### Given problem:
Take every line where the string "based" appears and copy it.

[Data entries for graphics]
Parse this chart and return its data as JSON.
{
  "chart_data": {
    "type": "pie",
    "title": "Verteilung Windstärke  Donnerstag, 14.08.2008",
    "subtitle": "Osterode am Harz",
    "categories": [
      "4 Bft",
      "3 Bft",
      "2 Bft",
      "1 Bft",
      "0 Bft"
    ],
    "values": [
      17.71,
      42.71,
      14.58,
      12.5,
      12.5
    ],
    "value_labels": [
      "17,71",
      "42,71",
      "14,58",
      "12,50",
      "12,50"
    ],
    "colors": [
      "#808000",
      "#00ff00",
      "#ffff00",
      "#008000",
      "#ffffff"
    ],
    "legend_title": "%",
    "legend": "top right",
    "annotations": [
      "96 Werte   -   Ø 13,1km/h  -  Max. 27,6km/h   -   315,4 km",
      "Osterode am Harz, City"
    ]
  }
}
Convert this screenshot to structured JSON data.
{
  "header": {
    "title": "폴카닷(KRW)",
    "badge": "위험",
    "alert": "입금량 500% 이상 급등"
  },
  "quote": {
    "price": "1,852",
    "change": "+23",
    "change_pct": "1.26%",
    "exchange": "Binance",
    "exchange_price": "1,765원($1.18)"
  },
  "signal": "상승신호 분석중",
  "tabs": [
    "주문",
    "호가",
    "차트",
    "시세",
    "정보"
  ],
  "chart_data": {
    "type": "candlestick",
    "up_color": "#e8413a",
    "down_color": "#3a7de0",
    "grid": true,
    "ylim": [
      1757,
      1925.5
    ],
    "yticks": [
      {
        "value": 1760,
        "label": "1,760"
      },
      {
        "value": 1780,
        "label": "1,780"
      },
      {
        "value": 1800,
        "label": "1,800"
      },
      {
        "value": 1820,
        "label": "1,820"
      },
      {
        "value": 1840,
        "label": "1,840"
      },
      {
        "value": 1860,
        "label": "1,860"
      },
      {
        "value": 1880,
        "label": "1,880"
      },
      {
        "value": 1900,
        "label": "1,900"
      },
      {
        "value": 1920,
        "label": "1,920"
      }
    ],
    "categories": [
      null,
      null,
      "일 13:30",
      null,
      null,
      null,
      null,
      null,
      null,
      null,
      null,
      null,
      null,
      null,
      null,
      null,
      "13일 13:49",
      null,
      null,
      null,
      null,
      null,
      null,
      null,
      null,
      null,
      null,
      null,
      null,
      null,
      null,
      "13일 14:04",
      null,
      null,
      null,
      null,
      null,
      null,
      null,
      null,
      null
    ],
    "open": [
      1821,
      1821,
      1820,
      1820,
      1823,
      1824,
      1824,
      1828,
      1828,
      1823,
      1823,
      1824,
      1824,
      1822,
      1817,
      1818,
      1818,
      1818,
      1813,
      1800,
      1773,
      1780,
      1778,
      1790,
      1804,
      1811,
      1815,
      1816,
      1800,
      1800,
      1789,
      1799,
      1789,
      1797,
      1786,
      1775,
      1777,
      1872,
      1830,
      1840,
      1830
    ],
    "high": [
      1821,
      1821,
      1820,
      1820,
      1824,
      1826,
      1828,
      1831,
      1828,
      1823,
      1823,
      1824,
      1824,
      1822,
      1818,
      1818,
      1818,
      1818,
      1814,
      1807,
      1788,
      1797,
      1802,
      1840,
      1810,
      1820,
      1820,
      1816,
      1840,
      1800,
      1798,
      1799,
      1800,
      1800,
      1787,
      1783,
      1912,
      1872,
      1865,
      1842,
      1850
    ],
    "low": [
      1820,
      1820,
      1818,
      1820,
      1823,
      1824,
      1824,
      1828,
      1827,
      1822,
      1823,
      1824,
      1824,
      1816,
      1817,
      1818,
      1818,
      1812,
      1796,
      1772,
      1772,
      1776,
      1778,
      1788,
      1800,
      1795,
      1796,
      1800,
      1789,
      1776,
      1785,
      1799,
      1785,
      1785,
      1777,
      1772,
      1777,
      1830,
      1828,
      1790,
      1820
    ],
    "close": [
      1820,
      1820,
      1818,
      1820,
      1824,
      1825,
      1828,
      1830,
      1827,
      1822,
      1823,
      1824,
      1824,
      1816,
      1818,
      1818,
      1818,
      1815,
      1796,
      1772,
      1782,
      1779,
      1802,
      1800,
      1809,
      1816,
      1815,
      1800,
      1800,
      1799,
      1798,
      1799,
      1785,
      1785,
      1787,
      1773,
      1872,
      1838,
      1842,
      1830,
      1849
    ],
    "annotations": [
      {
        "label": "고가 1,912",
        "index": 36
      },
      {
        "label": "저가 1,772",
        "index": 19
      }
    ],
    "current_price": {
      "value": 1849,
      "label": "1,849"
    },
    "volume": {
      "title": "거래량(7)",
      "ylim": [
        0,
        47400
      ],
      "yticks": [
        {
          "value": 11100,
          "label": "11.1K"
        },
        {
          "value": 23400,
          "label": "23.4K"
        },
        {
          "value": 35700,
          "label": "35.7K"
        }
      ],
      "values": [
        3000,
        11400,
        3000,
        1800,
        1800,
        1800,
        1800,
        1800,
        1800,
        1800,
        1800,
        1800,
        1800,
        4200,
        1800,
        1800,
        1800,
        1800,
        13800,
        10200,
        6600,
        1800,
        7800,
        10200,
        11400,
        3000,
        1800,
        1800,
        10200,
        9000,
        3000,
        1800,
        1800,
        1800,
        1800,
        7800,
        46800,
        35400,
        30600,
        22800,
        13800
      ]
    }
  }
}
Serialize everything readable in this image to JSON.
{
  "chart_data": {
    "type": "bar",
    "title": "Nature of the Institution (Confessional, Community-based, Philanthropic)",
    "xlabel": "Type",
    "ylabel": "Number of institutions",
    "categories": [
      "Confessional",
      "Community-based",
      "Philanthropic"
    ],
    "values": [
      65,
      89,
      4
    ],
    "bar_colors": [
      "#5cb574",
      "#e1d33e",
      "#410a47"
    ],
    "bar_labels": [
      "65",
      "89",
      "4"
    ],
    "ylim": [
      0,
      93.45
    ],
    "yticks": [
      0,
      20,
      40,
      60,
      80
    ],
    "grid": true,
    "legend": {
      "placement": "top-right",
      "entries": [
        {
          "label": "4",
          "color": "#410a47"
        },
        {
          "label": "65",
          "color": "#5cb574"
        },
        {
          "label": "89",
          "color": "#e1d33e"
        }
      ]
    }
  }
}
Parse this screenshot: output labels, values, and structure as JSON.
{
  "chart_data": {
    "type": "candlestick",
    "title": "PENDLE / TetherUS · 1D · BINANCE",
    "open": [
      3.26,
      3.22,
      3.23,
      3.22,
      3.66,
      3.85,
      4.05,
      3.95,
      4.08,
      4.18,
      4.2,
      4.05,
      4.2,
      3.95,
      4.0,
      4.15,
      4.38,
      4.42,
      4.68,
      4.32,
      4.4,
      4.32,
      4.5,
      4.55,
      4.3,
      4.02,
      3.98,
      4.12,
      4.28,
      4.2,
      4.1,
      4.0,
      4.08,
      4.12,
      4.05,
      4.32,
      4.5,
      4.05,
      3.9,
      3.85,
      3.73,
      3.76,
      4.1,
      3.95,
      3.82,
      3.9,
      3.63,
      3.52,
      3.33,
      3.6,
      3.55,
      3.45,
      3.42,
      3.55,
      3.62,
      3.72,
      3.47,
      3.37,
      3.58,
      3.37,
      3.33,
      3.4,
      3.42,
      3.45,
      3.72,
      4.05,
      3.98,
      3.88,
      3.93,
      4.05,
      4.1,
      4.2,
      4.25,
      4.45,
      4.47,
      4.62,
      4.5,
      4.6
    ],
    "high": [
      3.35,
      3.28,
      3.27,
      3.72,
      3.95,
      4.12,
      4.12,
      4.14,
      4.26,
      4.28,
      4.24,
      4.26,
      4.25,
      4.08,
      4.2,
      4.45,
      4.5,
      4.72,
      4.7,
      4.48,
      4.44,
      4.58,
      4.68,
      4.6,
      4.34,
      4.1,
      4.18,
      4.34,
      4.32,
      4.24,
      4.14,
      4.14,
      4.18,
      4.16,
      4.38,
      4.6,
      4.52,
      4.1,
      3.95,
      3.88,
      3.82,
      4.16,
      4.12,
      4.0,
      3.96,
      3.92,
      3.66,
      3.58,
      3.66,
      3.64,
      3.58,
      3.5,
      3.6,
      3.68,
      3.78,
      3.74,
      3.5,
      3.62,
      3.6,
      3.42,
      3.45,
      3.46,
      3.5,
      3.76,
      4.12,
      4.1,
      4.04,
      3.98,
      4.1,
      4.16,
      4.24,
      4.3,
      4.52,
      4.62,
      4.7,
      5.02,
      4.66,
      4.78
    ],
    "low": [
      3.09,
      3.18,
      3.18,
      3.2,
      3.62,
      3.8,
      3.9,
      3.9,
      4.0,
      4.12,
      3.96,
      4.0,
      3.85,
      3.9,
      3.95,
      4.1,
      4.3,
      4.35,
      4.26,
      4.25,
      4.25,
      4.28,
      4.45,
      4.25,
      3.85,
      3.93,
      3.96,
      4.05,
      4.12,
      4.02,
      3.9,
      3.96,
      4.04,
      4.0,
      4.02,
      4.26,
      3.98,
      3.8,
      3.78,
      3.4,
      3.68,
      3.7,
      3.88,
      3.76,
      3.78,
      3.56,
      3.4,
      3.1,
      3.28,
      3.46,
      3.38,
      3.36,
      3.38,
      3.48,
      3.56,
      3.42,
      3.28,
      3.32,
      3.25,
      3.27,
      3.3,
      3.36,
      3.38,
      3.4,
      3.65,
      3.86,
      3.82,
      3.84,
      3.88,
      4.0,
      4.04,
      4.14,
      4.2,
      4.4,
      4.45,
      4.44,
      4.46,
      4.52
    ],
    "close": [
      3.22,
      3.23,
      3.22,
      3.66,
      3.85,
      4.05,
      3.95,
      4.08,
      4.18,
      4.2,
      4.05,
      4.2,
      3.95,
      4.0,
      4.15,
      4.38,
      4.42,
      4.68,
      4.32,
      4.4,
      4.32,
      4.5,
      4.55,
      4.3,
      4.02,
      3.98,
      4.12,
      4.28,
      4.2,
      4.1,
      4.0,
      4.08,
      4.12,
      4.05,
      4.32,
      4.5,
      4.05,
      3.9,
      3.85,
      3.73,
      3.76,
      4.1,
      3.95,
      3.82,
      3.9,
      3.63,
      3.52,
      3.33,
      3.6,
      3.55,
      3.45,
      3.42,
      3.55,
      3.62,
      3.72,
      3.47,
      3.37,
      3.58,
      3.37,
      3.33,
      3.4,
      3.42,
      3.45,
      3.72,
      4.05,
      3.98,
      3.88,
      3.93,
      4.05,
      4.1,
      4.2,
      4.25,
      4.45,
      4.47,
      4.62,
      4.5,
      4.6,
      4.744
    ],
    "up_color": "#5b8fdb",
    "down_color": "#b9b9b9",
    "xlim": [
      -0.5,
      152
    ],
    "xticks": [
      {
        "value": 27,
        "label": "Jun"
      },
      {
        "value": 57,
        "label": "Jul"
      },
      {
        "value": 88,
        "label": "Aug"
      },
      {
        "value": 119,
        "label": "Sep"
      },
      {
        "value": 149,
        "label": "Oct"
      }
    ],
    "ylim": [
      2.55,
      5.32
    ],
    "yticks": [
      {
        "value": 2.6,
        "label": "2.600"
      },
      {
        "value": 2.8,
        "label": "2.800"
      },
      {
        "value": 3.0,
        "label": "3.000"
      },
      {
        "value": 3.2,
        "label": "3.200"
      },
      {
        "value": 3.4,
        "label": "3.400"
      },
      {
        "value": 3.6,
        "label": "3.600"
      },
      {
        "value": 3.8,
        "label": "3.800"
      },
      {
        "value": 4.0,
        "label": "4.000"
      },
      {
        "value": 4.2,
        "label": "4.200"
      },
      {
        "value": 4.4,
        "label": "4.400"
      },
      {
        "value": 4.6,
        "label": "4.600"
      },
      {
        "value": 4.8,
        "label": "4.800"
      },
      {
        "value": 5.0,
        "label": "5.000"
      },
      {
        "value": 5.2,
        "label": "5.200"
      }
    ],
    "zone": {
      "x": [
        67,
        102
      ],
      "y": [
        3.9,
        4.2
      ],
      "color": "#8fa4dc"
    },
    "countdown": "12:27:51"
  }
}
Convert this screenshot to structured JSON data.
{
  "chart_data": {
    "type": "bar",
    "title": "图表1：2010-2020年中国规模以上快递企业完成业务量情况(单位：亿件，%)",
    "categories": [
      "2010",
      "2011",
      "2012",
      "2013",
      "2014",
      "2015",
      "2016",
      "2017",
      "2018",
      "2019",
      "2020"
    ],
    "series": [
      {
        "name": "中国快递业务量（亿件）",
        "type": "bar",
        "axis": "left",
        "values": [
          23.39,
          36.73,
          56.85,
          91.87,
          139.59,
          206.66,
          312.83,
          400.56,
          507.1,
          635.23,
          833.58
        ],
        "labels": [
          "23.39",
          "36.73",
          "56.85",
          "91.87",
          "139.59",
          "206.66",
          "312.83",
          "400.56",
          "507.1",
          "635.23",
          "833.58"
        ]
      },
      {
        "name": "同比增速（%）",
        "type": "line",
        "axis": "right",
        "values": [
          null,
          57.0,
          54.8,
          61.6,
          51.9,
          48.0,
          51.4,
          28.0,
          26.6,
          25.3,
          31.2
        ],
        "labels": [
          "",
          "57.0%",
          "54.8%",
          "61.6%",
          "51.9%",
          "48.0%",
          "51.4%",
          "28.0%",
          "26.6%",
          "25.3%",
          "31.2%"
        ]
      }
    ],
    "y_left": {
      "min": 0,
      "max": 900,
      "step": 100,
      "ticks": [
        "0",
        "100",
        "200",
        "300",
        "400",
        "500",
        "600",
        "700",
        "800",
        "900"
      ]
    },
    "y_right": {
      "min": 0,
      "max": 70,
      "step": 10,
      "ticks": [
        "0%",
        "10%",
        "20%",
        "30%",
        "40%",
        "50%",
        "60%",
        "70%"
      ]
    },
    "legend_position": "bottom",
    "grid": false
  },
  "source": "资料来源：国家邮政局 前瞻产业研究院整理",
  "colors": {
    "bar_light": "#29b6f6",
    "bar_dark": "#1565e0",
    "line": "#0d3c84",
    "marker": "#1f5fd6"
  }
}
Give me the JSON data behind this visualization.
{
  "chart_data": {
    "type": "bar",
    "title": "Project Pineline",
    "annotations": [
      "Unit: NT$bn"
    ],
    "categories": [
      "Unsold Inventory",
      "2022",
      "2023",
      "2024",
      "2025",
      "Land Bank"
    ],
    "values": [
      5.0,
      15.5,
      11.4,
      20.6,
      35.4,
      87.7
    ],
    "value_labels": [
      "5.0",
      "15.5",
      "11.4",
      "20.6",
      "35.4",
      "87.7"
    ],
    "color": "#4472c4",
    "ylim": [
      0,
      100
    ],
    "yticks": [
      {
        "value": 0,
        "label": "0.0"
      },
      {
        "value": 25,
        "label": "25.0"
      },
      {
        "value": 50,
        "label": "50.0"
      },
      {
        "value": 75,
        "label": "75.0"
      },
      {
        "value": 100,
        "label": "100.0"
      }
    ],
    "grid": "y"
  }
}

### Output of the exercise:
    "title": "Nature of the Institution (Confessional, Community-based, Philanthropic)",
      "Community-based",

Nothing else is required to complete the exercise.